* Work instructions
Please reproduce the items starting at the line containing "howto-title: How To" and ending at the line containing "nav-contact-link[interactable]: Contact Us", swapping "Councilors" for "Representatives" and leaving everything else unchanged.

* Given entries
━━━━━━━━━━
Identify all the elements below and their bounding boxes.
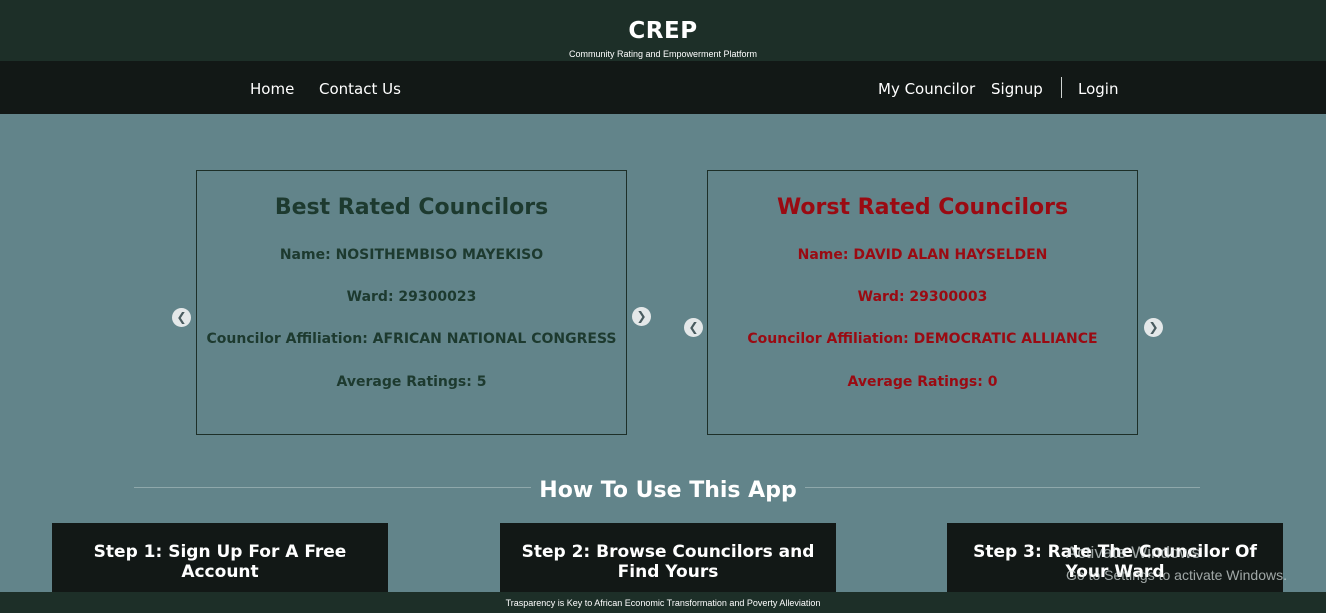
howto-title: How To Use This App [531, 478, 805, 510]
worst-prev-arrow-icon[interactable]: ❮ [684, 318, 703, 337]
best-prev-arrow-icon[interactable]: ❮ [172, 308, 191, 327]
navbar: Home Contact Us My Councilor Signup Logi… [0, 61, 1326, 114]
best-rated-card: Best Rated Councilors Name: NOSITHEMBISO… [196, 170, 627, 435]
nav-divider [1061, 77, 1062, 98]
step-1-card: Step 1: Sign Up For A Free Account [52, 523, 388, 598]
activate-windows-title: Activate Windows [1066, 543, 1201, 562]
best-councilor-affiliation: Councilor Affiliation: AFRICAN NATIONAL … [206, 331, 617, 347]
step-2-card: Step 2: Browse Councilors and Find Yours [500, 523, 836, 598]
site-footer: Trasparency is Key to African Economic T… [0, 592, 1326, 613]
site-header: CREP Community Rating and Empowerment Pl… [0, 0, 1326, 61]
nav-my-councilor-link[interactable]: My Councilor [878, 80, 975, 98]
site-title: CREP [628, 18, 698, 44]
worst-councilor-rating: Average Ratings: 0 [847, 374, 998, 390]
best-next-arrow-icon[interactable]: ❯ [632, 307, 651, 326]
site-subtitle: Community Rating and Empowerment Platfor… [568, 49, 758, 59]
best-card-title: Best Rated Councilors [274, 195, 549, 220]
best-councilor-ward: Ward: 29300023 [346, 289, 477, 305]
nav-signup-link[interactable]: Signup [991, 80, 1043, 98]
worst-card-title: Worst Rated Councilors [776, 195, 1069, 220]
nav-contact-link[interactable]: Contact Us [319, 80, 401, 98]
worst-councilor-ward: Ward: 29300003 [857, 289, 988, 305]
best-councilor-rating: Average Ratings: 5 [336, 374, 487, 390]
worst-councilor-name: Name: DAVID ALAN HAYSELDEN [797, 247, 1048, 263]
best-councilor-name: Name: NOSITHEMBISO MAYEKISO [279, 247, 544, 263]
activate-windows-subtitle: Go to Settings to activate Windows. [1066, 567, 1287, 583]
nav-home-link[interactable]: Home [250, 80, 294, 98]
worst-next-arrow-icon[interactable]: ❯ [1144, 318, 1163, 337]
worst-rated-card: Worst Rated Councilors Name: DAVID ALAN … [707, 170, 1138, 435]
worst-councilor-affiliation: Councilor Affiliation: DEMOCRATIC ALLIAN… [747, 331, 1098, 347]
nav-login-link[interactable]: Login [1078, 80, 1118, 98]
━━━━━━━━━━
* Output below
howto-title: How To Use This App [531, 478, 805, 510]
worst-prev-arrow-icon[interactable]: ❮ [684, 318, 703, 337]
best-prev-arrow-icon[interactable]: ❮ [172, 308, 191, 327]
navbar: Home Contact Us My Councilor Signup Logi… [0, 61, 1326, 114]
best-rated-card: Best Rated Representatives Name: NOSITHEMBISO… [196, 170, 627, 435]
nav-divider [1061, 77, 1062, 98]
step-1-card: Step 1: Sign Up For A Free Account [52, 523, 388, 598]
activate-windows-title: Activate Windows [1066, 543, 1201, 562]
best-councilor-affiliation: Councilor Affiliation: AFRICAN NATIONAL … [206, 331, 617, 347]
step-2-card: Step 2: Browse Representatives and Find Yours [500, 523, 836, 598]
site-footer: Trasparency is Key to African Economic T… [0, 592, 1326, 613]
site-header: CREP Community Rating and Empowerment Pl… [0, 0, 1326, 61]
nav-my-councilor-link[interactable]: My Councilor [878, 80, 975, 98]
site-title: CREP [628, 18, 698, 44]
worst-councilor-rating: Average Ratings: 0 [847, 374, 998, 390]
best-next-arrow-icon[interactable]: ❯ [632, 307, 651, 326]
site-subtitle: Community Rating and Empowerment Platfor… [568, 49, 758, 59]
best-card-title: Best Rated Representatives [274, 195, 549, 220]
best-councilor-ward: Ward: 29300023 [346, 289, 477, 305]
nav-signup-link[interactable]: Signup [991, 80, 1043, 98]
worst-card-title: Worst Rated Representatives [776, 195, 1069, 220]
nav-contact-link[interactable]: Contact Us [319, 80, 401, 98]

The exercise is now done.